Select all lines holding the word "this" from the entries that follow.

===

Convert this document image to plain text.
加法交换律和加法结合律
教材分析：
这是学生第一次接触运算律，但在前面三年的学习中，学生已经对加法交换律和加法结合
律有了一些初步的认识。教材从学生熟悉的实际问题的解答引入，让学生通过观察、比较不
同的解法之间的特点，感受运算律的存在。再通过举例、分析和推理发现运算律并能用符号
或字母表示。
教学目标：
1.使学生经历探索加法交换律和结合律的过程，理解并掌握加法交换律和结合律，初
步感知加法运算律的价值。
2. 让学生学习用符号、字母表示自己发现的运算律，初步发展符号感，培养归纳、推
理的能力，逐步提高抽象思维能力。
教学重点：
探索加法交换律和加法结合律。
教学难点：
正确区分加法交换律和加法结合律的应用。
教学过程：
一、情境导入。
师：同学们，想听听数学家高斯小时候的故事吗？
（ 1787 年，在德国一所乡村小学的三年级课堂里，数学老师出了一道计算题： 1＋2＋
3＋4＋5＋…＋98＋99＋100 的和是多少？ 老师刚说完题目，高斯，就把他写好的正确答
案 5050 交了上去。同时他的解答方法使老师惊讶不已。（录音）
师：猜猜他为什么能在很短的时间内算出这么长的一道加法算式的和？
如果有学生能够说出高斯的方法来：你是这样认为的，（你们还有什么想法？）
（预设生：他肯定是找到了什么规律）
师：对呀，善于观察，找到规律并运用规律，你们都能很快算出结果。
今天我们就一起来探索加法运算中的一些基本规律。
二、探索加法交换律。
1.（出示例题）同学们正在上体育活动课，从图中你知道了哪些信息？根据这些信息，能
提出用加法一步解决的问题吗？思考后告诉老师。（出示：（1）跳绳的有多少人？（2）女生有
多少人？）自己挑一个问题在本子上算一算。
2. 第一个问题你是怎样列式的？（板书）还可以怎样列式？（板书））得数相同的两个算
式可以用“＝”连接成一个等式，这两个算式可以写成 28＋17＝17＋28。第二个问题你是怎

===

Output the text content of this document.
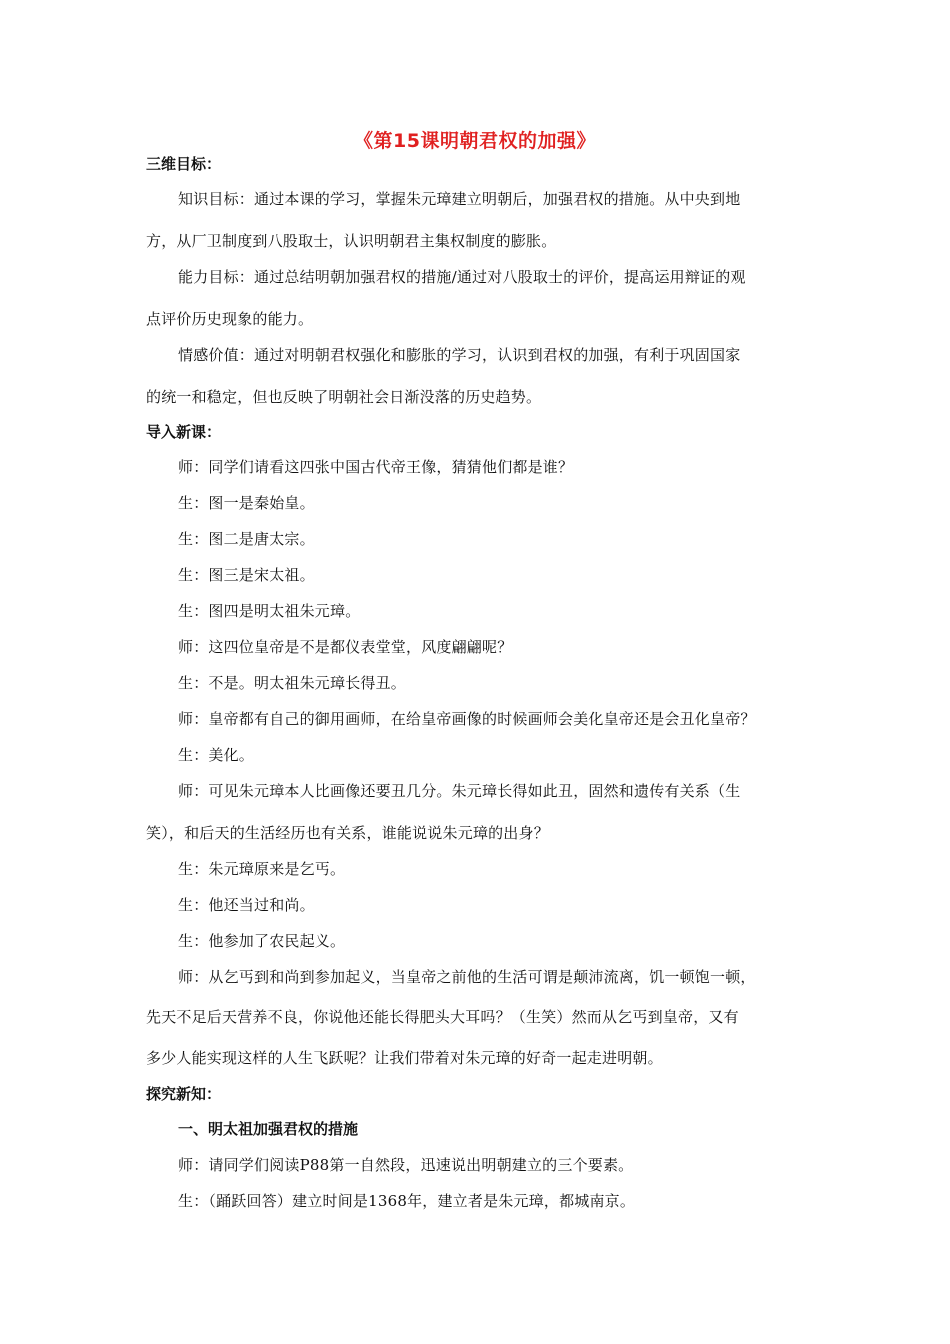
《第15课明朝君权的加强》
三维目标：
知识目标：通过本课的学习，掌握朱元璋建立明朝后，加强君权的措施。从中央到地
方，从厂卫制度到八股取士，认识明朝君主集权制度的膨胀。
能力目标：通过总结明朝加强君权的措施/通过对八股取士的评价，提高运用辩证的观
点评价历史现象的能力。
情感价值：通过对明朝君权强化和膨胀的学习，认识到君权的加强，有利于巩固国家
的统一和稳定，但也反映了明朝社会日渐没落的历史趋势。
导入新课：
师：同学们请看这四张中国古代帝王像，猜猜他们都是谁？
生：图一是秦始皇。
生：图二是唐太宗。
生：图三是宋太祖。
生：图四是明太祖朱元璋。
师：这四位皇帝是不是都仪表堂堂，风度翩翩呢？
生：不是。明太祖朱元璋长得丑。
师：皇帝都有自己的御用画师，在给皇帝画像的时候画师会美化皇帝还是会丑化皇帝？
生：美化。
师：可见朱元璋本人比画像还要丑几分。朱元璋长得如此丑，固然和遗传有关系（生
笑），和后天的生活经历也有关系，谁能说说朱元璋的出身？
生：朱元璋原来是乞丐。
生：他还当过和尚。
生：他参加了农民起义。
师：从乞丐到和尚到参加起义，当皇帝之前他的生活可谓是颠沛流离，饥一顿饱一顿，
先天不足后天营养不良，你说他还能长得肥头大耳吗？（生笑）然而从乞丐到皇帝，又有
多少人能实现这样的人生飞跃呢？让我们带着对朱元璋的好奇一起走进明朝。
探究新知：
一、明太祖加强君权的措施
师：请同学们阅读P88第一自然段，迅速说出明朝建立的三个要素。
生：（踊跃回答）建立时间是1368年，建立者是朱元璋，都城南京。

===

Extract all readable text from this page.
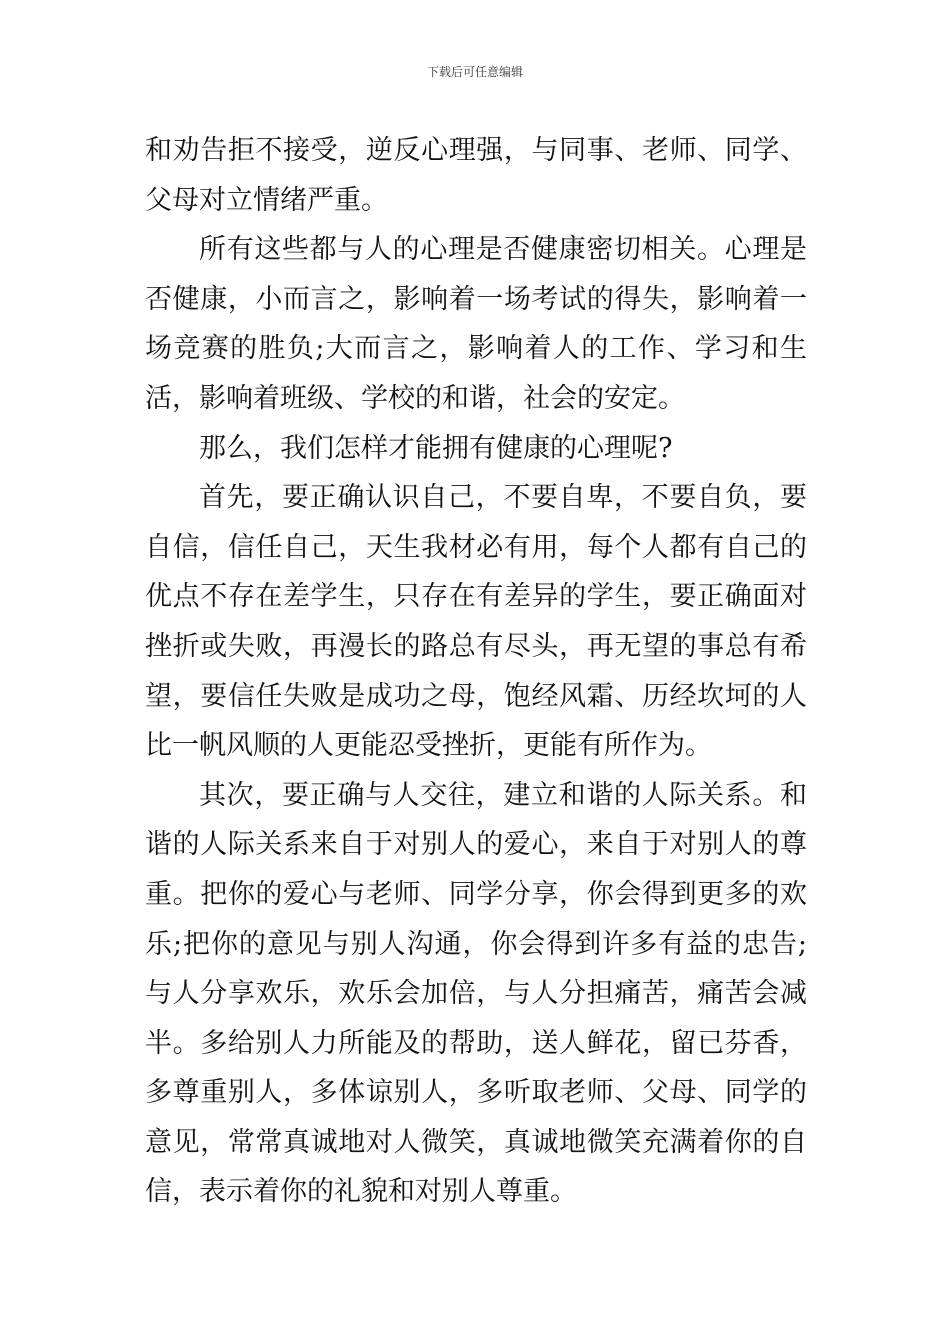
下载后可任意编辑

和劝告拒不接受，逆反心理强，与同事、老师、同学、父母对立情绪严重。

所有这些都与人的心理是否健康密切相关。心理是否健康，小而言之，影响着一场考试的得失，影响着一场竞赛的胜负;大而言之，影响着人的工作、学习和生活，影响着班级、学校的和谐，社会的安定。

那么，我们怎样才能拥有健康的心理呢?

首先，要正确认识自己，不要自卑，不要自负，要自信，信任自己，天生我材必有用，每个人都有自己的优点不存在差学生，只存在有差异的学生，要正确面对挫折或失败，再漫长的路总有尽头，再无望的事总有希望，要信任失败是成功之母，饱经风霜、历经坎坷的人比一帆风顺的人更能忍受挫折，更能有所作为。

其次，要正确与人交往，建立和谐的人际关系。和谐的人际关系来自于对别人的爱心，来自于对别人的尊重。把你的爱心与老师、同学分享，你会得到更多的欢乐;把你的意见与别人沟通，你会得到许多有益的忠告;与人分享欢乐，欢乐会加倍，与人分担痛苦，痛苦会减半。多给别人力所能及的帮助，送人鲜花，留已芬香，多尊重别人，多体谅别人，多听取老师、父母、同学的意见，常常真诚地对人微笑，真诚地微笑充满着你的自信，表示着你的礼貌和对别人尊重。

===

- ANSWER TO THE TASK:
Convert this document image to plain text.
Output the text content of this document.
Extract all readable text from this page.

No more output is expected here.